Pick out all lines in the listing holding the string "value" and copy them.

___ Excerpted data ___

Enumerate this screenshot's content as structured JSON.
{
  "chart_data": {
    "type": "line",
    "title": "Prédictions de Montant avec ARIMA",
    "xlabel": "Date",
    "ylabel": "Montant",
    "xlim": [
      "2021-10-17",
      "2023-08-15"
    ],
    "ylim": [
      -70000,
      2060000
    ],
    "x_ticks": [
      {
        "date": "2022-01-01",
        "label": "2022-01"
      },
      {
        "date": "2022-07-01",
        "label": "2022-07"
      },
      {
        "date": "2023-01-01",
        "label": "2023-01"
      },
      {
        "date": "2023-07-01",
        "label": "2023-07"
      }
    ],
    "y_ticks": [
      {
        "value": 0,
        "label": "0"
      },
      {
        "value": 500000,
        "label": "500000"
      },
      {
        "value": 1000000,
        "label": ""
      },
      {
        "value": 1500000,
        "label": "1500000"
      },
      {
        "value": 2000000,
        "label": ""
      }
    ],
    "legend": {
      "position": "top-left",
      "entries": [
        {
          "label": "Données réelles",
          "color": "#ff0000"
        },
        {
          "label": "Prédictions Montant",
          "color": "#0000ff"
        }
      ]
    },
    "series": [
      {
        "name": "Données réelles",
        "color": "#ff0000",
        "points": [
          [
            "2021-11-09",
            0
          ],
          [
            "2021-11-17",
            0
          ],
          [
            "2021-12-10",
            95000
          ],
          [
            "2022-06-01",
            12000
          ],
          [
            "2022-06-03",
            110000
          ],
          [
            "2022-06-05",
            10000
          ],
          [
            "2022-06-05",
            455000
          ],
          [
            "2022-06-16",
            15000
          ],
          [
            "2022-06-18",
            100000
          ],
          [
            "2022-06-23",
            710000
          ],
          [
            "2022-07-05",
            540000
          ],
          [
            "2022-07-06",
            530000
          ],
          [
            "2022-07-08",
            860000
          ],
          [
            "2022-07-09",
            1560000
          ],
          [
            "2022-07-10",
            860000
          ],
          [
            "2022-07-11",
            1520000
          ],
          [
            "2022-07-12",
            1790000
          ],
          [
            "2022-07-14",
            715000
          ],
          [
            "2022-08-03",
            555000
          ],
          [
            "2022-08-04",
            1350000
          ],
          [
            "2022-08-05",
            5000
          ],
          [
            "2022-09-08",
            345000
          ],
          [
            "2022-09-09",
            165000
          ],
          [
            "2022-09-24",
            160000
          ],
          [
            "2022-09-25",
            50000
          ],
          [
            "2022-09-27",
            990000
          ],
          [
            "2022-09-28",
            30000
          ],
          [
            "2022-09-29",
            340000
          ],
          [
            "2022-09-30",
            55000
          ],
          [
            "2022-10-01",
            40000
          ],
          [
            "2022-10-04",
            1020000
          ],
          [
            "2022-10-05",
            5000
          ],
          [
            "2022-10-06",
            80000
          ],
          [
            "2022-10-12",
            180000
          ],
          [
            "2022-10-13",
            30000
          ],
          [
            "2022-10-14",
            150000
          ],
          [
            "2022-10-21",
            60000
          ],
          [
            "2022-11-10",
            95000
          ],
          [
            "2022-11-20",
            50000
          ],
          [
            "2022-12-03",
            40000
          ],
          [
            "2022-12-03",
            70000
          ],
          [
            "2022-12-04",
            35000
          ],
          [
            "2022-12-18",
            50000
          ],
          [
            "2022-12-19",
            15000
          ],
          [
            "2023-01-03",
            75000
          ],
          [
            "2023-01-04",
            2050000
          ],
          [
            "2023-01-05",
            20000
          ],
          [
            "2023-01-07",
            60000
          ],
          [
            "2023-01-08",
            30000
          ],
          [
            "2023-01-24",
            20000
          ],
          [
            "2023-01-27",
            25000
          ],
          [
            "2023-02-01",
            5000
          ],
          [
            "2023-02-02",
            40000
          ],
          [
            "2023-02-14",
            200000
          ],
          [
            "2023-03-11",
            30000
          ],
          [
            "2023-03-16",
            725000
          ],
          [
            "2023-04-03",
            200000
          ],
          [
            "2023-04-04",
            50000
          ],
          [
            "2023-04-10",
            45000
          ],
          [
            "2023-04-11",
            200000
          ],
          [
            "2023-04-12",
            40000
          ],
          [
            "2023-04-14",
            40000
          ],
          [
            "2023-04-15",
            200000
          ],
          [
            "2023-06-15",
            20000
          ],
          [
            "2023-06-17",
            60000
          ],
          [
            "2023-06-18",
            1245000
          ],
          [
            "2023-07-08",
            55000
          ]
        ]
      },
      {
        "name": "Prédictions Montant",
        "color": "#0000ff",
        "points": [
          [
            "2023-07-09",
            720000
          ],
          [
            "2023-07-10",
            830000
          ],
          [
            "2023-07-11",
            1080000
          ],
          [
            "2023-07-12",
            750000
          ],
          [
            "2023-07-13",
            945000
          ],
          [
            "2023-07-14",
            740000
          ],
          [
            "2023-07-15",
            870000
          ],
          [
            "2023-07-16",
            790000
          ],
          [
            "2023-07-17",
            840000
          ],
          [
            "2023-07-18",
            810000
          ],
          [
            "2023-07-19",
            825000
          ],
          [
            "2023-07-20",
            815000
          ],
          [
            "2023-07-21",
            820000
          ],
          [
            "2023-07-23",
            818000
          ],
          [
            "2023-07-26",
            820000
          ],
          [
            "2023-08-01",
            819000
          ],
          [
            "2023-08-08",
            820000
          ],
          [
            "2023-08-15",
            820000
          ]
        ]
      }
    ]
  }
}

___

Output below:
        "value": 0,
        "value": 500000,
        "value": 1000000,
        "value": 1500000,
        "value": 2000000,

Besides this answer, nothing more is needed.